* start *
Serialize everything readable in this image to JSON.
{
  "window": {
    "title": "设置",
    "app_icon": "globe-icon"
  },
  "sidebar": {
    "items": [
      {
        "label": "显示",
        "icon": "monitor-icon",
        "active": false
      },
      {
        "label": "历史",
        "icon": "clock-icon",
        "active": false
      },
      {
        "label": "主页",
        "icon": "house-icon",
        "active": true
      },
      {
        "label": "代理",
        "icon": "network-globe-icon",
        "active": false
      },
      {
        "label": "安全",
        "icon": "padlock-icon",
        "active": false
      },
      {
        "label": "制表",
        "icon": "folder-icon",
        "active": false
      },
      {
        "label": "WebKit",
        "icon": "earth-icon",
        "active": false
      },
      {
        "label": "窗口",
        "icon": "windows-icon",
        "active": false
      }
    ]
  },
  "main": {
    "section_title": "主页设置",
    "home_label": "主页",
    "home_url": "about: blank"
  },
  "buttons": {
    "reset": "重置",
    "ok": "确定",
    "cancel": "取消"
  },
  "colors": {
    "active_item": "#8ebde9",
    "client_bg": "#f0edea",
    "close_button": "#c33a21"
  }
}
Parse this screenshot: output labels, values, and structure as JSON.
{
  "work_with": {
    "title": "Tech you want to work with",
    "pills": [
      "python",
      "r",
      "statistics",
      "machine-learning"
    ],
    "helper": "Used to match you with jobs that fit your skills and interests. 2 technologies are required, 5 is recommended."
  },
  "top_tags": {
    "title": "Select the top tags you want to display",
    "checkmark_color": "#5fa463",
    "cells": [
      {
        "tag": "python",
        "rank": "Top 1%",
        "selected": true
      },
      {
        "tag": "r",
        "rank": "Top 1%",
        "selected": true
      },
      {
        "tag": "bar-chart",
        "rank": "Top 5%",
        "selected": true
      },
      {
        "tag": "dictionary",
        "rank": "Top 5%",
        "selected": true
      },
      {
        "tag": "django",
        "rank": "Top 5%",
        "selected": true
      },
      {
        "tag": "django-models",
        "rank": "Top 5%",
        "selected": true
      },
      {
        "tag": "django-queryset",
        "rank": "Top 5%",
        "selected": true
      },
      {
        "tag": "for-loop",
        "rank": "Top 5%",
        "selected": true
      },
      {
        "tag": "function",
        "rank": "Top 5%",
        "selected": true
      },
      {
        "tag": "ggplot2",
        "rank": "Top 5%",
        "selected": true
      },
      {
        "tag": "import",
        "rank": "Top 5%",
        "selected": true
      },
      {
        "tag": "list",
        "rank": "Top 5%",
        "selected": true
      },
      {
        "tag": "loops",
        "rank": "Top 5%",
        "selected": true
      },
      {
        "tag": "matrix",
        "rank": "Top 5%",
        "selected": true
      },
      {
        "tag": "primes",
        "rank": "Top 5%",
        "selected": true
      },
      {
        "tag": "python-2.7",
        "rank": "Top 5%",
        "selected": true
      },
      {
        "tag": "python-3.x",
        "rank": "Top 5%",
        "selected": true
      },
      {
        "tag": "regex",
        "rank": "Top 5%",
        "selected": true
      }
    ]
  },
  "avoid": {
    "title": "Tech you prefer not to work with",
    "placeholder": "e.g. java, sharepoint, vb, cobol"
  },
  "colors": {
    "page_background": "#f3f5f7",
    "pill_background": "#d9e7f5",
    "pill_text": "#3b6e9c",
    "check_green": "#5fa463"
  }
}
* end *
# TASK TO CARRY OUT:
Faithfully copy every entry, leaving nothing out.

# SOLUTION TO THE PROBLEM:
Serialize everything readable in this image to JSON.
{
  "window": {
    "title": "设置",
    "app_icon": "globe-icon"
  },
  "sidebar": {
    "items": [
      {
        "label": "显示",
        "icon": "monitor-icon",
        "active": false
      },
      {
        "label": "历史",
        "icon": "clock-icon",
        "active": false
      },
      {
        "label": "主页",
        "icon": "house-icon",
        "active": true
      },
      {
        "label": "代理",
        "icon": "network-globe-icon",
        "active": false
      },
      {
        "label": "安全",
        "icon": "padlock-icon",
        "active": false
      },
      {
        "label": "制表",
        "icon": "folder-icon",
        "active": false
      },
      {
        "label": "WebKit",
        "icon": "earth-icon",
        "active": false
      },
      {
        "label": "窗口",
        "icon": "windows-icon",
        "active": false
      }
    ]
  },
  "main": {
    "section_title": "主页设置",
    "home_label": "主页",
    "home_url": "about: blank"
  },
  "buttons": {
    "reset": "重置",
    "ok": "确定",
    "cancel": "取消"
  },
  "colors": {
    "active_item": "#8ebde9",
    "client_bg": "#f0edea",
    "close_button": "#c33a21"
  }
}
Parse this screenshot: output labels, values, and structure as JSON.
{
  "work_with": {
    "title": "Tech you want to work with",
    "pills": [
      "python",
      "r",
      "statistics",
      "machine-learning"
    ],
    "helper": "Used to match you with jobs that fit your skills and interests. 2 technologies are required, 5 is recommended."
  },
  "top_tags": {
    "title": "Select the top tags you want to display",
    "checkmark_color": "#5fa463",
    "cells": [
      {
        "tag": "python",
        "rank": "Top 1%",
        "selected": true
      },
      {
        "tag": "r",
        "rank": "Top 1%",
        "selected": true
      },
      {
        "tag": "bar-chart",
        "rank": "Top 5%",
        "selected": true
      },
      {
        "tag": "dictionary",
        "rank": "Top 5%",
        "selected": true
      },
      {
        "tag": "django",
        "rank": "Top 5%",
        "selected": true
      },
      {
        "tag": "django-models",
        "rank": "Top 5%",
        "selected": true
      },
      {
        "tag": "django-queryset",
        "rank": "Top 5%",
        "selected": true
      },
      {
        "tag": "for-loop",
        "rank": "Top 5%",
        "selected": true
      },
      {
        "tag": "function",
        "rank": "Top 5%",
        "selected": true
      },
      {
        "tag": "ggplot2",
        "rank": "Top 5%",
        "selected": true
      },
      {
        "tag": "import",
        "rank": "Top 5%",
        "selected": true
      },
      {
        "tag": "list",
        "rank": "Top 5%",
        "selected": true
      },
      {
        "tag": "loops",
        "rank": "Top 5%",
        "selected": true
      },
      {
        "tag": "matrix",
        "rank": "Top 5%",
        "selected": true
      },
      {
        "tag": "primes",
        "rank": "Top 5%",
        "selected": true
      },
      {
        "tag": "python-2.7",
        "rank": "Top 5%",
        "selected": true
      },
      {
        "tag": "python-3.x",
        "rank": "Top 5%",
        "selected": true
      },
      {
        "tag": "regex",
        "rank": "Top 5%",
        "selected": true
      }
    ]
  },
  "avoid": {
    "title": "Tech you prefer not to work with",
    "placeholder": "e.g. java, sharepoint, vb, cobol"
  },
  "colors": {
    "page_background": "#f3f5f7",
    "pill_background": "#d9e7f5",
    "pill_text": "#3b6e9c",
    "check_green": "#5fa463"
  }
}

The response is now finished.